[Records from a data collection]
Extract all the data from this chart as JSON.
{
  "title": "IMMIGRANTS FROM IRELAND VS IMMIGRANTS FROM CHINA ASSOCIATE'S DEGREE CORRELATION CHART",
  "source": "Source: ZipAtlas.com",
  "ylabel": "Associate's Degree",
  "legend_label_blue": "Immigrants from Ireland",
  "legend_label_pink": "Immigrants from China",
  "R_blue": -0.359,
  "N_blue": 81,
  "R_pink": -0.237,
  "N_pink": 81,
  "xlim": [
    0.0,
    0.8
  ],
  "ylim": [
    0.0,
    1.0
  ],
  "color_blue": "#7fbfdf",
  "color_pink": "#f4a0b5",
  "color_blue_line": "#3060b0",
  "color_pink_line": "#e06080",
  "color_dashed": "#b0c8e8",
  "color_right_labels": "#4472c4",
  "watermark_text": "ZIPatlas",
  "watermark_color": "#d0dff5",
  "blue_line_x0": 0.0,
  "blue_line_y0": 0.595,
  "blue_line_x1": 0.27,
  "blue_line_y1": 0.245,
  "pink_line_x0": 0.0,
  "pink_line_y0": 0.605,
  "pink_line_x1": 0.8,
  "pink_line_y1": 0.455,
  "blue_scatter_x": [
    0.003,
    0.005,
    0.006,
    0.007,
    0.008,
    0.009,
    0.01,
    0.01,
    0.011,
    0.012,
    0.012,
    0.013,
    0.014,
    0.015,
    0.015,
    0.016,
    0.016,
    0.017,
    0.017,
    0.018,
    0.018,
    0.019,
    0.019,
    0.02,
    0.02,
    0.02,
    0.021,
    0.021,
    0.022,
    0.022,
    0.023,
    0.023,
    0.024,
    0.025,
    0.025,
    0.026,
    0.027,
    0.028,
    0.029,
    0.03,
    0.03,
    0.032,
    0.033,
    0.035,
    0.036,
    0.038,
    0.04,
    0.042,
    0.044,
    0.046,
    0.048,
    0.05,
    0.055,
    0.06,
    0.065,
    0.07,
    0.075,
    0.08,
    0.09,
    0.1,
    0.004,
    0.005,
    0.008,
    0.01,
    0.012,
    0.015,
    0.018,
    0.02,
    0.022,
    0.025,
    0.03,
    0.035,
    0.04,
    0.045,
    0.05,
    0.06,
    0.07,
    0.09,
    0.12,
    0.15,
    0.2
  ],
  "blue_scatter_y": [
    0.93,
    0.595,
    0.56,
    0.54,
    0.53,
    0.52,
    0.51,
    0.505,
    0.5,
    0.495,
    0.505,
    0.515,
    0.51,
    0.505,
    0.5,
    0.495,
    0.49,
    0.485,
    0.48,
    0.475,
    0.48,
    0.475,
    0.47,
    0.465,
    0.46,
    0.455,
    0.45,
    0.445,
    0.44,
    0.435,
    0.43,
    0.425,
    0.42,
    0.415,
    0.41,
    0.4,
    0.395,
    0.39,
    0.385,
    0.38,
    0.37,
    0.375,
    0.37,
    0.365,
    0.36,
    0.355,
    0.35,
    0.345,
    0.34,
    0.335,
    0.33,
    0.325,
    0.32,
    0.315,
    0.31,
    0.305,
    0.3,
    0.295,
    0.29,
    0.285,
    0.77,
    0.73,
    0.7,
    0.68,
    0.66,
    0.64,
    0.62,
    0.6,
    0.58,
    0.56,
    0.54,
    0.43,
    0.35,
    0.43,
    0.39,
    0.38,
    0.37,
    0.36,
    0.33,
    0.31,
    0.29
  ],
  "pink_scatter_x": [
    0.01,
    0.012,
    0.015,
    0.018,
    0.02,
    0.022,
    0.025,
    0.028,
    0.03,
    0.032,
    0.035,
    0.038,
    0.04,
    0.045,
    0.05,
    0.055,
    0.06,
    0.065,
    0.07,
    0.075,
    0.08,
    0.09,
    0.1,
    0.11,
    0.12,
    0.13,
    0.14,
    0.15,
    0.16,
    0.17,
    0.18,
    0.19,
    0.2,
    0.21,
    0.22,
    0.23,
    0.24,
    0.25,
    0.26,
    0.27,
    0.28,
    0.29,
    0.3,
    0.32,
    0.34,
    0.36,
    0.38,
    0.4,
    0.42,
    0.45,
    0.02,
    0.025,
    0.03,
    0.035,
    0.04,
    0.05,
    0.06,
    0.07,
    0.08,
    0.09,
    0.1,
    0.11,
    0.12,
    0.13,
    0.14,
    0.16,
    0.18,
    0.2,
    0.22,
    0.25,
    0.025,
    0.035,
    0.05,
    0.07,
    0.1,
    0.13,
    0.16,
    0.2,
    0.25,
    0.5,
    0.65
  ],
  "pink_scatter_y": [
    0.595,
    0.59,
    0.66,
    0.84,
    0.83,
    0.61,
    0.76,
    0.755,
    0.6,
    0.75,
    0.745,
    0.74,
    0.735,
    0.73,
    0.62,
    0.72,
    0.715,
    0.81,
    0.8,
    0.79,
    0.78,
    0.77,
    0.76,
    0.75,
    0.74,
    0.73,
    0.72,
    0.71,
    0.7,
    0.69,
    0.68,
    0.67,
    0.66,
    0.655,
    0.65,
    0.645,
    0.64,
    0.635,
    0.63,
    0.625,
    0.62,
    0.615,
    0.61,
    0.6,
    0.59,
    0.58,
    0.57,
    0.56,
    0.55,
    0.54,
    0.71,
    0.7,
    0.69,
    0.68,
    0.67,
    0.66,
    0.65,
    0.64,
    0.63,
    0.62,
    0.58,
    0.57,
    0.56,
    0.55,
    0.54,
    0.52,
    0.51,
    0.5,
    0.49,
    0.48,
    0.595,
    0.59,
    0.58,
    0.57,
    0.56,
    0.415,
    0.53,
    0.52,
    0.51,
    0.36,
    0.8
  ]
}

• _Set task_: Transcribe all lines as written.

• _Exercise result_:
Extract all the data from this chart as JSON.
{
  "title": "IMMIGRANTS FROM IRELAND VS IMMIGRANTS FROM CHINA ASSOCIATE'S DEGREE CORRELATION CHART",
  "source": "Source: ZipAtlas.com",
  "ylabel": "Associate's Degree",
  "legend_label_blue": "Immigrants from Ireland",
  "legend_label_pink": "Immigrants from China",
  "R_blue": -0.359,
  "N_blue": 81,
  "R_pink": -0.237,
  "N_pink": 81,
  "xlim": [
    0.0,
    0.8
  ],
  "ylim": [
    0.0,
    1.0
  ],
  "color_blue": "#7fbfdf",
  "color_pink": "#f4a0b5",
  "color_blue_line": "#3060b0",
  "color_pink_line": "#e06080",
  "color_dashed": "#b0c8e8",
  "color_right_labels": "#4472c4",
  "watermark_text": "ZIPatlas",
  "watermark_color": "#d0dff5",
  "blue_line_x0": 0.0,
  "blue_line_y0": 0.595,
  "blue_line_x1": 0.27,
  "blue_line_y1": 0.245,
  "pink_line_x0": 0.0,
  "pink_line_y0": 0.605,
  "pink_line_x1": 0.8,
  "pink_line_y1": 0.455,
  "blue_scatter_x": [
    0.003,
    0.005,
    0.006,
    0.007,
    0.008,
    0.009,
    0.01,
    0.01,
    0.011,
    0.012,
    0.012,
    0.013,
    0.014,
    0.015,
    0.015,
    0.016,
    0.016,
    0.017,
    0.017,
    0.018,
    0.018,
    0.019,
    0.019,
    0.02,
    0.02,
    0.02,
    0.021,
    0.021,
    0.022,
    0.022,
    0.023,
    0.023,
    0.024,
    0.025,
    0.025,
    0.026,
    0.027,
    0.028,
    0.029,
    0.03,
    0.03,
    0.032,
    0.033,
    0.035,
    0.036,
    0.038,
    0.04,
    0.042,
    0.044,
    0.046,
    0.048,
    0.05,
    0.055,
    0.06,
    0.065,
    0.07,
    0.075,
    0.08,
    0.09,
    0.1,
    0.004,
    0.005,
    0.008,
    0.01,
    0.012,
    0.015,
    0.018,
    0.02,
    0.022,
    0.025,
    0.03,
    0.035,
    0.04,
    0.045,
    0.05,
    0.06,
    0.07,
    0.09,
    0.12,
    0.15,
    0.2
  ],
  "blue_scatter_y": [
    0.93,
    0.595,
    0.56,
    0.54,
    0.53,
    0.52,
    0.51,
    0.505,
    0.5,
    0.495,
    0.505,
    0.515,
    0.51,
    0.505,
    0.5,
    0.495,
    0.49,
    0.485,
    0.48,
    0.475,
    0.48,
    0.475,
    0.47,
    0.465,
    0.46,
    0.455,
    0.45,
    0.445,
    0.44,
    0.435,
    0.43,
    0.425,
    0.42,
    0.415,
    0.41,
    0.4,
    0.395,
    0.39,
    0.385,
    0.38,
    0.37,
    0.375,
    0.37,
    0.365,
    0.36,
    0.355,
    0.35,
    0.345,
    0.34,
    0.335,
    0.33,
    0.325,
    0.32,
    0.315,
    0.31,
    0.305,
    0.3,
    0.295,
    0.29,
    0.285,
    0.77,
    0.73,
    0.7,
    0.68,
    0.66,
    0.64,
    0.62,
    0.6,
    0.58,
    0.56,
    0.54,
    0.43,
    0.35,
    0.43,
    0.39,
    0.38,
    0.37,
    0.36,
    0.33,
    0.31,
    0.29
  ],
  "pink_scatter_x": [
    0.01,
    0.012,
    0.015,
    0.018,
    0.02,
    0.022,
    0.025,
    0.028,
    0.03,
    0.032,
    0.035,
    0.038,
    0.04,
    0.045,
    0.05,
    0.055,
    0.06,
    0.065,
    0.07,
    0.075,
    0.08,
    0.09,
    0.1,
    0.11,
    0.12,
    0.13,
    0.14,
    0.15,
    0.16,
    0.17,
    0.18,
    0.19,
    0.2,
    0.21,
    0.22,
    0.23,
    0.24,
    0.25,
    0.26,
    0.27,
    0.28,
    0.29,
    0.3,
    0.32,
    0.34,
    0.36,
    0.38,
    0.4,
    0.42,
    0.45,
    0.02,
    0.025,
    0.03,
    0.035,
    0.04,
    0.05,
    0.06,
    0.07,
    0.08,
    0.09,
    0.1,
    0.11,
    0.12,
    0.13,
    0.14,
    0.16,
    0.18,
    0.2,
    0.22,
    0.25,
    0.025,
    0.035,
    0.05,
    0.07,
    0.1,
    0.13,
    0.16,
    0.2,
    0.25,
    0.5,
    0.65
  ],
  "pink_scatter_y": [
    0.595,
    0.59,
    0.66,
    0.84,
    0.83,
    0.61,
    0.76,
    0.755,
    0.6,
    0.75,
    0.745,
    0.74,
    0.735,
    0.73,
    0.62,
    0.72,
    0.715,
    0.81,
    0.8,
    0.79,
    0.78,
    0.77,
    0.76,
    0.75,
    0.74,
    0.73,
    0.72,
    0.71,
    0.7,
    0.69,
    0.68,
    0.67,
    0.66,
    0.655,
    0.65,
    0.645,
    0.64,
    0.635,
    0.63,
    0.625,
    0.62,
    0.615,
    0.61,
    0.6,
    0.59,
    0.58,
    0.57,
    0.56,
    0.55,
    0.54,
    0.71,
    0.7,
    0.69,
    0.68,
    0.67,
    0.66,
    0.65,
    0.64,
    0.63,
    0.62,
    0.58,
    0.57,
    0.56,
    0.55,
    0.54,
    0.52,
    0.51,
    0.5,
    0.49,
    0.48,
    0.595,
    0.59,
    0.58,
    0.57,
    0.56,
    0.415,
    0.53,
    0.52,
    0.51,
    0.36,
    0.8
  ]
}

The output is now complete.